[START]

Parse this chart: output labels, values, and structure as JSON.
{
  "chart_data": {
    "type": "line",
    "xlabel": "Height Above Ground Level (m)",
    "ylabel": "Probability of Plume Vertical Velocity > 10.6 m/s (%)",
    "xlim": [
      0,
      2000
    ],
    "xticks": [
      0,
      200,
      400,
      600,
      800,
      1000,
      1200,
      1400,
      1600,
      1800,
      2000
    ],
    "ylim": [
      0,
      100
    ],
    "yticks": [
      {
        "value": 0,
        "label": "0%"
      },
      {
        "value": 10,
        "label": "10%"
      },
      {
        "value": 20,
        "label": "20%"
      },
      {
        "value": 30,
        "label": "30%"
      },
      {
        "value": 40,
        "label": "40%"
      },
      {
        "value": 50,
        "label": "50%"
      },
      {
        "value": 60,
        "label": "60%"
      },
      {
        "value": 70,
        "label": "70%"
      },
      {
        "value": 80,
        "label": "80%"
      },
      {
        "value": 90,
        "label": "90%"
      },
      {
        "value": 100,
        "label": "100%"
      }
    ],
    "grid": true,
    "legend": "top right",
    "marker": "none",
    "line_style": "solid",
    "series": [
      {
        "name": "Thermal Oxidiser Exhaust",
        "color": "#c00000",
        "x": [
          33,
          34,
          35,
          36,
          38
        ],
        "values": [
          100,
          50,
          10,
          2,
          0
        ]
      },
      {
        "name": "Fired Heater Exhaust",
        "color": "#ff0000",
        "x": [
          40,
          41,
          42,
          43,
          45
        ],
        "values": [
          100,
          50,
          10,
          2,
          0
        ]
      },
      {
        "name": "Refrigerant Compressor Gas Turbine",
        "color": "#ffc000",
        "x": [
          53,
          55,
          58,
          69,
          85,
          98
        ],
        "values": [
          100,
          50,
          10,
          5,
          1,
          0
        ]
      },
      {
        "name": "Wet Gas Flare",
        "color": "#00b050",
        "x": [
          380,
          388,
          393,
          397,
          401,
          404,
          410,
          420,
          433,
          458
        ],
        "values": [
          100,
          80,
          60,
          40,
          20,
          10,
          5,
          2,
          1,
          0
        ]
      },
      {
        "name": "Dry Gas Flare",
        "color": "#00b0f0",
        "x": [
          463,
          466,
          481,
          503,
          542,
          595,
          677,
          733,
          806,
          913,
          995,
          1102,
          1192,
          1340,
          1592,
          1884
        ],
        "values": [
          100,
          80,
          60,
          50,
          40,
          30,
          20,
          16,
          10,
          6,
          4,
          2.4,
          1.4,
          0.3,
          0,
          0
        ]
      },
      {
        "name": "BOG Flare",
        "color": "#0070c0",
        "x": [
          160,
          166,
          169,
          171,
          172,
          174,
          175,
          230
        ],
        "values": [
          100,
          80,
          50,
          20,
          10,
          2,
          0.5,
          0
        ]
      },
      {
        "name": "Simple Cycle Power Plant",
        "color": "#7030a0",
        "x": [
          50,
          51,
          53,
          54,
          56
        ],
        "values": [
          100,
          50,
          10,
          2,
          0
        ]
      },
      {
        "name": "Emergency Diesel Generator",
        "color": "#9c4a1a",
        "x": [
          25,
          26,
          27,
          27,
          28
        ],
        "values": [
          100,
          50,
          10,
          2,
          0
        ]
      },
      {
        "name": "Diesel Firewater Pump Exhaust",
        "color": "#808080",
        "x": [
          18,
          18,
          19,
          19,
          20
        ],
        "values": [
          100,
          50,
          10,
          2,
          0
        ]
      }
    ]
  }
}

[END]

Instructions to follow:
Go through the entries and return each line where the word "color" appears.

Correct answer:
        "color": "#c00000",
        "color": "#ff0000",
        "color": "#ffc000",
        "color": "#00b050",
        "color": "#00b0f0",
        "color": "#0070c0",
        "color": "#7030a0",
        "color": "#9c4a1a",
        "color": "#808080",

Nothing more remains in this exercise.